> [Job]
Print every entry, word for word, and skip the images.

Dataset items:
- - - - - - -

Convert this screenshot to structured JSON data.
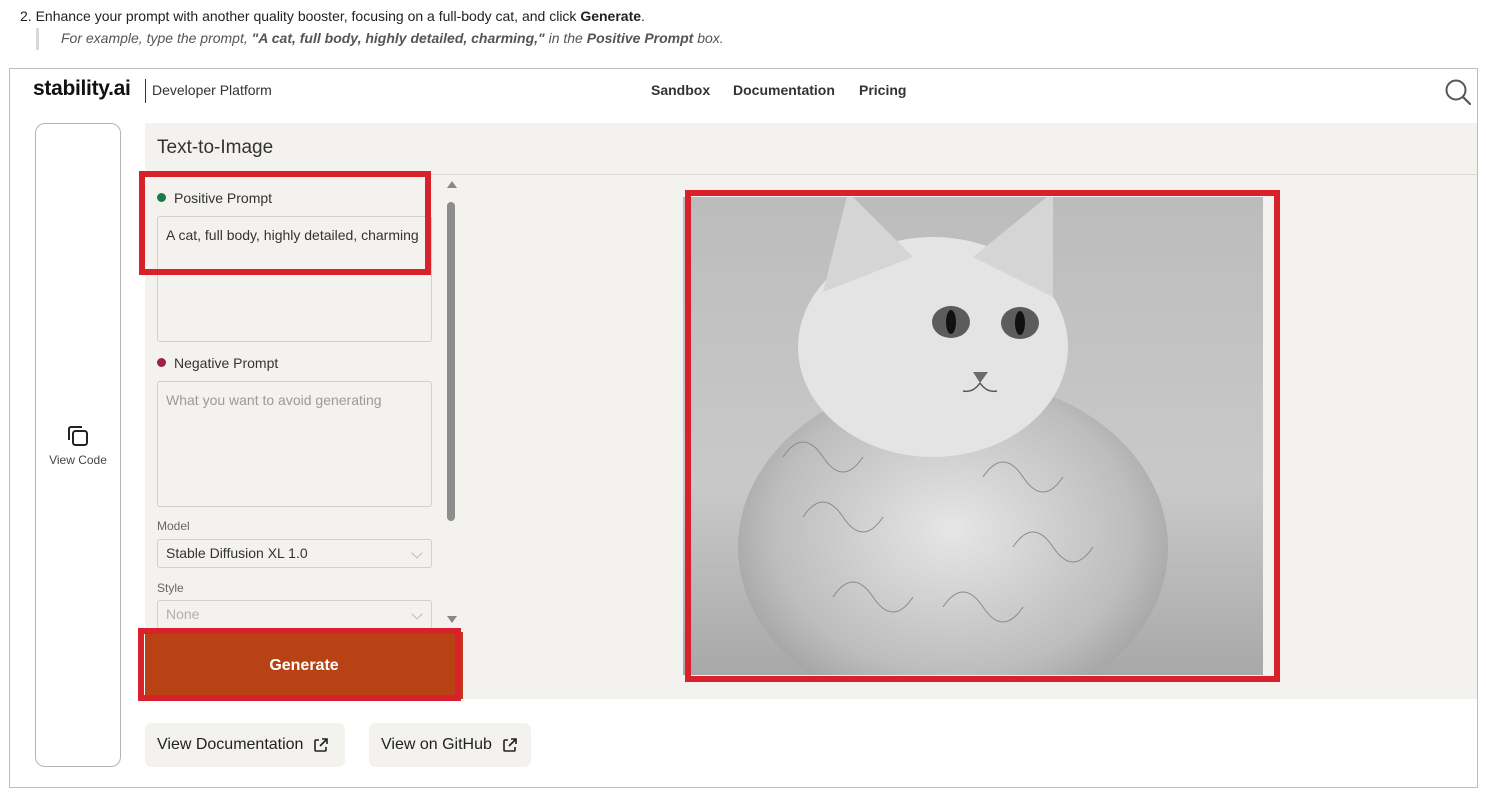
{
  "instruction": {
    "step_text_before": "2. Enhance your prompt with another quality booster, focusing on a full-body cat, and click ",
    "step_bold": "Generate",
    "step_text_after": ".",
    "example_before": "For example, type the prompt, ",
    "example_prompt": "\"A cat, full body, highly detailed, charming,\"",
    "example_middle": " in the ",
    "example_field": "Positive Prompt",
    "example_after": " box."
  },
  "header": {
    "logo": "stability.ai",
    "platform": "Developer Platform",
    "nav": [
      "Sandbox",
      "Documentation",
      "Pricing"
    ],
    "search_icon": "search-icon"
  },
  "sidebar": {
    "view_code_label": "View Code",
    "icon": "copy-icon"
  },
  "panel": {
    "title": "Text-to-Image",
    "positive_label": "Positive Prompt",
    "positive_value": "A cat, full body, highly detailed, charming",
    "negative_label": "Negative Prompt",
    "negative_placeholder": "What you want to avoid generating",
    "model_label": "Model",
    "model_value": "Stable Diffusion XL 1.0",
    "style_label": "Style",
    "style_value": "None",
    "generate_label": "Generate"
  },
  "links": {
    "docs": "View Documentation",
    "github": "View on GitHub"
  },
  "colors": {
    "accent": "#b94214",
    "highlight": "#d9212b",
    "positive_dot": "#1a7a4a",
    "negative_dot": "#9c2147",
    "panel_bg": "#f4f2ee"
  }
}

- - - - - - -

> [Written solution]
Convert this screenshot to structured JSON data.
{
  "instruction": {
    "step_text_before": "2. Enhance your prompt with another quality booster, focusing on a full-body cat, and click ",
    "step_bold": "Generate",
    "step_text_after": ".",
    "example_before": "For example, type the prompt, ",
    "example_prompt": "\"A cat, full body, highly detailed, charming,\"",
    "example_middle": " in the ",
    "example_field": "Positive Prompt",
    "example_after": " box."
  },
  "header": {
    "logo": "stability.ai",
    "platform": "Developer Platform",
    "nav": [
      "Sandbox",
      "Documentation",
      "Pricing"
    ],
    "search_icon": "search-icon"
  },
  "sidebar": {
    "view_code_label": "View Code",
    "icon": "copy-icon"
  },
  "panel": {
    "title": "Text-to-Image",
    "positive_label": "Positive Prompt",
    "positive_value": "A cat, full body, highly detailed, charming",
    "negative_label": "Negative Prompt",
    "negative_placeholder": "What you want to avoid generating",
    "model_label": "Model",
    "model_value": "Stable Diffusion XL 1.0",
    "style_label": "Style",
    "style_value": "None",
    "generate_label": "Generate"
  },
  "links": {
    "docs": "View Documentation",
    "github": "View on GitHub"
  },
  "colors": {
    "accent": "#b94214",
    "highlight": "#d9212b",
    "positive_dot": "#1a7a4a",
    "negative_dot": "#9c2147",
    "panel_bg": "#f4f2ee"
  }
}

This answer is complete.